(Requirement): Find the string "label" in the entries and copy each line that has it.

(Records shown):
┌──
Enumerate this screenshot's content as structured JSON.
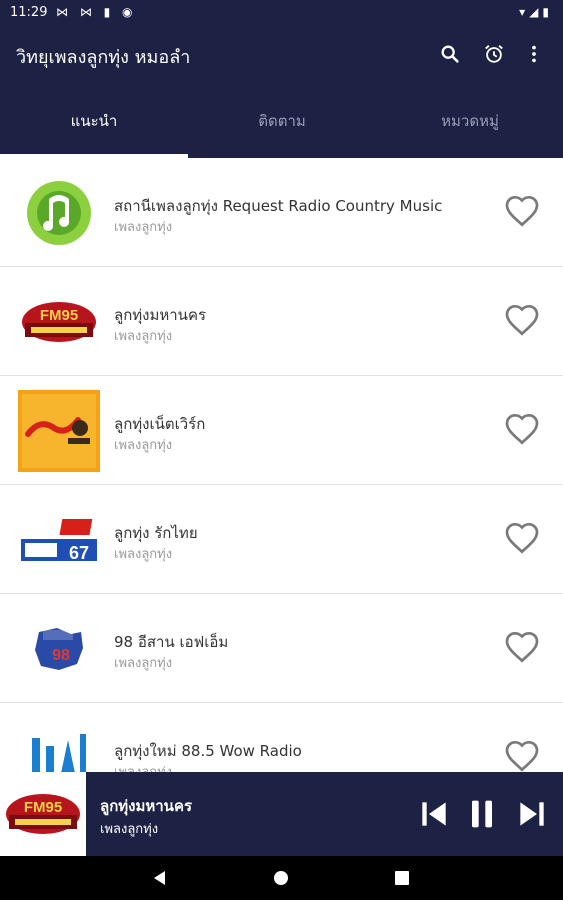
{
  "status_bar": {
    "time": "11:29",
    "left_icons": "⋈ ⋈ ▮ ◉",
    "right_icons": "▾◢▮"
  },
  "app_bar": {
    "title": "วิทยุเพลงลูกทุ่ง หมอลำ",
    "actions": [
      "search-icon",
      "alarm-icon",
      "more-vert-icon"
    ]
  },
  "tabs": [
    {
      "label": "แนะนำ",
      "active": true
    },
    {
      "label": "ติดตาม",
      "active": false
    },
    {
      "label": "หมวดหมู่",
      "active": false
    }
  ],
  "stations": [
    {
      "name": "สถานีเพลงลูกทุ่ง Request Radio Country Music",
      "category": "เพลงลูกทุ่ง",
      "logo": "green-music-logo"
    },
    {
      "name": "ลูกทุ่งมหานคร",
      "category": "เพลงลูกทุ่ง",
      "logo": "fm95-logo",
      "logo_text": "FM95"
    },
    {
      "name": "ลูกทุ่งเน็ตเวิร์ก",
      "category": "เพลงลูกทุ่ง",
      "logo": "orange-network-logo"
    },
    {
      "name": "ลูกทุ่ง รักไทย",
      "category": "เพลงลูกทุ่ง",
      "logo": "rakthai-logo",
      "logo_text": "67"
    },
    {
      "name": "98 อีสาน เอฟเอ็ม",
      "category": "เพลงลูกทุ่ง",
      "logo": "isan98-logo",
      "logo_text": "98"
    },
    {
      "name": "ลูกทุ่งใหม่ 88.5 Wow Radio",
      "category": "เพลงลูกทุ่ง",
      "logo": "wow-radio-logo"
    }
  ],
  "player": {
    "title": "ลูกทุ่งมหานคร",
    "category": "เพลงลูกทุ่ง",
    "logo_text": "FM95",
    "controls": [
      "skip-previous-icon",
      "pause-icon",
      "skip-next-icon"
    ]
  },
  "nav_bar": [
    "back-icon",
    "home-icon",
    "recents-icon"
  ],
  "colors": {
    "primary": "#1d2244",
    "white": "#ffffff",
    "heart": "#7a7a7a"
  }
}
└──
(Problem solution):
      "label": "แนะนำ",
      "label": "ติดตาม",
      "label": "หมวดหมู่",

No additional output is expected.